--- EXERCISE OBJECTIVE ---
Every entry must be given again exactly.

== SOURCE RECORDS

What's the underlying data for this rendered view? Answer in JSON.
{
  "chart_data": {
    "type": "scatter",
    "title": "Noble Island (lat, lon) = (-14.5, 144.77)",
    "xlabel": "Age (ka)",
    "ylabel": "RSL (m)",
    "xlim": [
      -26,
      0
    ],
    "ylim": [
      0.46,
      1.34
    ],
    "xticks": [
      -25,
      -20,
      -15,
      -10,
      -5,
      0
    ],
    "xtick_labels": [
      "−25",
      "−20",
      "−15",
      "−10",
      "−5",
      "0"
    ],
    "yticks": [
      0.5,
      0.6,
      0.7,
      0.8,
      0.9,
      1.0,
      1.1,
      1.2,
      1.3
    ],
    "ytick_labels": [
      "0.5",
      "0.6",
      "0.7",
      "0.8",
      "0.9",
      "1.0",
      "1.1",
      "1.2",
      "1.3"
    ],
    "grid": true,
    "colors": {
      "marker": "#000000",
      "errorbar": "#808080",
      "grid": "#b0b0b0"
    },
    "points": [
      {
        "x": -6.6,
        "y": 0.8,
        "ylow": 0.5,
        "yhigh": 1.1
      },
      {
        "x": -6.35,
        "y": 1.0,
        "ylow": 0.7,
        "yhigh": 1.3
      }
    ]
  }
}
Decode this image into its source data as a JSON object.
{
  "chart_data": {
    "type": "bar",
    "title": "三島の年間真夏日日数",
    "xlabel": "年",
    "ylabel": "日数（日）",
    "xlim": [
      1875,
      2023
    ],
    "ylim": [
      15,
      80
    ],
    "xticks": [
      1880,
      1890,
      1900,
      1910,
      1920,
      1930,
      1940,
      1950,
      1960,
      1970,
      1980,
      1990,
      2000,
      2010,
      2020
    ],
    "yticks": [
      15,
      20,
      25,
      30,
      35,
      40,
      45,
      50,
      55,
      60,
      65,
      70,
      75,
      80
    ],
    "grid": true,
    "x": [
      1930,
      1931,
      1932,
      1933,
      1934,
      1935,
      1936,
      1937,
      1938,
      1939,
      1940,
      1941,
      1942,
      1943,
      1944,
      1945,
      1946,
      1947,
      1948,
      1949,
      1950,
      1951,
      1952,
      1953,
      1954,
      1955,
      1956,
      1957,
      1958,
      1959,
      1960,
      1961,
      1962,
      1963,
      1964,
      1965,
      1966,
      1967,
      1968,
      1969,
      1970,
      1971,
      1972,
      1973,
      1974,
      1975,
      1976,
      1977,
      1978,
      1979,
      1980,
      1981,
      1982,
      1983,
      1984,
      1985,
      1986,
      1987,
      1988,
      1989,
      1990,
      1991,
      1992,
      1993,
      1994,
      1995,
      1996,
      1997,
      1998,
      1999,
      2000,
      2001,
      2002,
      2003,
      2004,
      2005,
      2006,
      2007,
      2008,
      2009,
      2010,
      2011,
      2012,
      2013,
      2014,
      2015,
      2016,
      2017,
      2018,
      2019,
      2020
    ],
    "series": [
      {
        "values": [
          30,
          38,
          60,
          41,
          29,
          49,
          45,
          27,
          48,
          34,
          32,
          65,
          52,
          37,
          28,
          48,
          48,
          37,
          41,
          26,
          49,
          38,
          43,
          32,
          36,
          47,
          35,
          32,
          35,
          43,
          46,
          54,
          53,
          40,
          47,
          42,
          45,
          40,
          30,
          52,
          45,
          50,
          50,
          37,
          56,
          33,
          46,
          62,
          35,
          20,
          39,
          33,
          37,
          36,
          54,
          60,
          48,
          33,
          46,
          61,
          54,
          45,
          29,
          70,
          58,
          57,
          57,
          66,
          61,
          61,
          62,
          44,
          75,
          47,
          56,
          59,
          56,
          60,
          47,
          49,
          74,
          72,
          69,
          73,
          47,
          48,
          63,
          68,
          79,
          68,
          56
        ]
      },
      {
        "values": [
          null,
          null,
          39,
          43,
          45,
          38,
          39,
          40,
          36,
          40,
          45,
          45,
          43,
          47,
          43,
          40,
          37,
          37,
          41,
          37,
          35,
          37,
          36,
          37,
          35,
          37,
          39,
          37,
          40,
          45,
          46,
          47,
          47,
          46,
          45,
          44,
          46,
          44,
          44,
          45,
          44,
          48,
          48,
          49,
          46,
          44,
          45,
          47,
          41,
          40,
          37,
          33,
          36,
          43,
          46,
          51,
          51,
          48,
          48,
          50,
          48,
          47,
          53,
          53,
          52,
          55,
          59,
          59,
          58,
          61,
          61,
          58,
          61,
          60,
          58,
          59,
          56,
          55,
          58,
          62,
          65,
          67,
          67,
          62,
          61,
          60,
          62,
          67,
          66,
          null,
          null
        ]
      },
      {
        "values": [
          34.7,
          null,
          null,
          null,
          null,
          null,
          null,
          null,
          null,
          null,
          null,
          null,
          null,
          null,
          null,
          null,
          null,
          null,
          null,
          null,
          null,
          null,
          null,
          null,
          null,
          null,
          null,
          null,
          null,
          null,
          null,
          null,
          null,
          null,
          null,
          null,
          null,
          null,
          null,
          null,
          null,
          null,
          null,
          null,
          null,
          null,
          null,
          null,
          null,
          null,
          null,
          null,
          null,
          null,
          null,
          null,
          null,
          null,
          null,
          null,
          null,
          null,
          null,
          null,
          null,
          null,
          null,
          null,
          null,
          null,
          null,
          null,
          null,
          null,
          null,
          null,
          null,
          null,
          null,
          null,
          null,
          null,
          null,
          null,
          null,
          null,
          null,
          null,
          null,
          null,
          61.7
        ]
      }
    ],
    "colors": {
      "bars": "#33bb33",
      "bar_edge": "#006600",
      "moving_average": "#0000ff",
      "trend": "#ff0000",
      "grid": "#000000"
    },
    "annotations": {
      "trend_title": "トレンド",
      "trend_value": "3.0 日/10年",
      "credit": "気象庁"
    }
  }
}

====

--- EXERCISE RESPONSE ---
What's the underlying data for this rendered view? Answer in JSON.
{
  "chart_data": {
    "type": "scatter",
    "title": "Noble Island (lat, lon) = (-14.5, 144.77)",
    "xlabel": "Age (ka)",
    "ylabel": "RSL (m)",
    "xlim": [
      -26,
      0
    ],
    "ylim": [
      0.46,
      1.34
    ],
    "xticks": [
      -25,
      -20,
      -15,
      -10,
      -5,
      0
    ],
    "xtick_labels": [
      "−25",
      "−20",
      "−15",
      "−10",
      "−5",
      "0"
    ],
    "yticks": [
      0.5,
      0.6,
      0.7,
      0.8,
      0.9,
      1.0,
      1.1,
      1.2,
      1.3
    ],
    "ytick_labels": [
      "0.5",
      "0.6",
      "0.7",
      "0.8",
      "0.9",
      "1.0",
      "1.1",
      "1.2",
      "1.3"
    ],
    "grid": true,
    "colors": {
      "marker": "#000000",
      "errorbar": "#808080",
      "grid": "#b0b0b0"
    },
    "points": [
      {
        "x": -6.6,
        "y": 0.8,
        "ylow": 0.5,
        "yhigh": 1.1
      },
      {
        "x": -6.35,
        "y": 1.0,
        "ylow": 0.7,
        "yhigh": 1.3
      }
    ]
  }
}
Decode this image into its source data as a JSON object.
{
  "chart_data": {
    "type": "bar",
    "title": "三島の年間真夏日日数",
    "xlabel": "年",
    "ylabel": "日数（日）",
    "xlim": [
      1875,
      2023
    ],
    "ylim": [
      15,
      80
    ],
    "xticks": [
      1880,
      1890,
      1900,
      1910,
      1920,
      1930,
      1940,
      1950,
      1960,
      1970,
      1980,
      1990,
      2000,
      2010,
      2020
    ],
    "yticks": [
      15,
      20,
      25,
      30,
      35,
      40,
      45,
      50,
      55,
      60,
      65,
      70,
      75,
      80
    ],
    "grid": true,
    "x": [
      1930,
      1931,
      1932,
      1933,
      1934,
      1935,
      1936,
      1937,
      1938,
      1939,
      1940,
      1941,
      1942,
      1943,
      1944,
      1945,
      1946,
      1947,
      1948,
      1949,
      1950,
      1951,
      1952,
      1953,
      1954,
      1955,
      1956,
      1957,
      1958,
      1959,
      1960,
      1961,
      1962,
      1963,
      1964,
      1965,
      1966,
      1967,
      1968,
      1969,
      1970,
      1971,
      1972,
      1973,
      1974,
      1975,
      1976,
      1977,
      1978,
      1979,
      1980,
      1981,
      1982,
      1983,
      1984,
      1985,
      1986,
      1987,
      1988,
      1989,
      1990,
      1991,
      1992,
      1993,
      1994,
      1995,
      1996,
      1997,
      1998,
      1999,
      2000,
      2001,
      2002,
      2003,
      2004,
      2005,
      2006,
      2007,
      2008,
      2009,
      2010,
      2011,
      2012,
      2013,
      2014,
      2015,
      2016,
      2017,
      2018,
      2019,
      2020
    ],
    "series": [
      {
        "values": [
          30,
          38,
          60,
          41,
          29,
          49,
          45,
          27,
          48,
          34,
          32,
          65,
          52,
          37,
          28,
          48,
          48,
          37,
          41,
          26,
          49,
          38,
          43,
          32,
          36,
          47,
          35,
          32,
          35,
          43,
          46,
          54,
          53,
          40,
          47,
          42,
          45,
          40,
          30,
          52,
          45,
          50,
          50,
          37,
          56,
          33,
          46,
          62,
          35,
          20,
          39,
          33,
          37,
          36,
          54,
          60,
          48,
          33,
          46,
          61,
          54,
          45,
          29,
          70,
          58,
          57,
          57,
          66,
          61,
          61,
          62,
          44,
          75,
          47,
          56,
          59,
          56,
          60,
          47,
          49,
          74,
          72,
          69,
          73,
          47,
          48,
          63,
          68,
          79,
          68,
          56
        ]
      },
      {
        "values": [
          null,
          null,
          39,
          43,
          45,
          38,
          39,
          40,
          36,
          40,
          45,
          45,
          43,
          47,
          43,
          40,
          37,
          37,
          41,
          37,
          35,
          37,
          36,
          37,
          35,
          37,
          39,
          37,
          40,
          45,
          46,
          47,
          47,
          46,
          45,
          44,
          46,
          44,
          44,
          45,
          44,
          48,
          48,
          49,
          46,
          44,
          45,
          47,
          41,
          40,
          37,
          33,
          36,
          43,
          46,
          51,
          51,
          48,
          48,
          50,
          48,
          47,
          53,
          53,
          52,
          55,
          59,
          59,
          58,
          61,
          61,
          58,
          61,
          60,
          58,
          59,
          56,
          55,
          58,
          62,
          65,
          67,
          67,
          62,
          61,
          60,
          62,
          67,
          66,
          null,
          null
        ]
      },
      {
        "values": [
          34.7,
          null,
          null,
          null,
          null,
          null,
          null,
          null,
          null,
          null,
          null,
          null,
          null,
          null,
          null,
          null,
          null,
          null,
          null,
          null,
          null,
          null,
          null,
          null,
          null,
          null,
          null,
          null,
          null,
          null,
          null,
          null,
          null,
          null,
          null,
          null,
          null,
          null,
          null,
          null,
          null,
          null,
          null,
          null,
          null,
          null,
          null,
          null,
          null,
          null,
          null,
          null,
          null,
          null,
          null,
          null,
          null,
          null,
          null,
          null,
          null,
          null,
          null,
          null,
          null,
          null,
          null,
          null,
          null,
          null,
          null,
          null,
          null,
          null,
          null,
          null,
          null,
          null,
          null,
          null,
          null,
          null,
          null,
          null,
          null,
          null,
          null,
          null,
          null,
          null,
          61.7
        ]
      }
    ],
    "colors": {
      "bars": "#33bb33",
      "bar_edge": "#006600",
      "moving_average": "#0000ff",
      "trend": "#ff0000",
      "grid": "#000000"
    },
    "annotations": {
      "trend_title": "トレンド",
      "trend_value": "3.0 日/10年",
      "credit": "気象庁"
    }
  }
}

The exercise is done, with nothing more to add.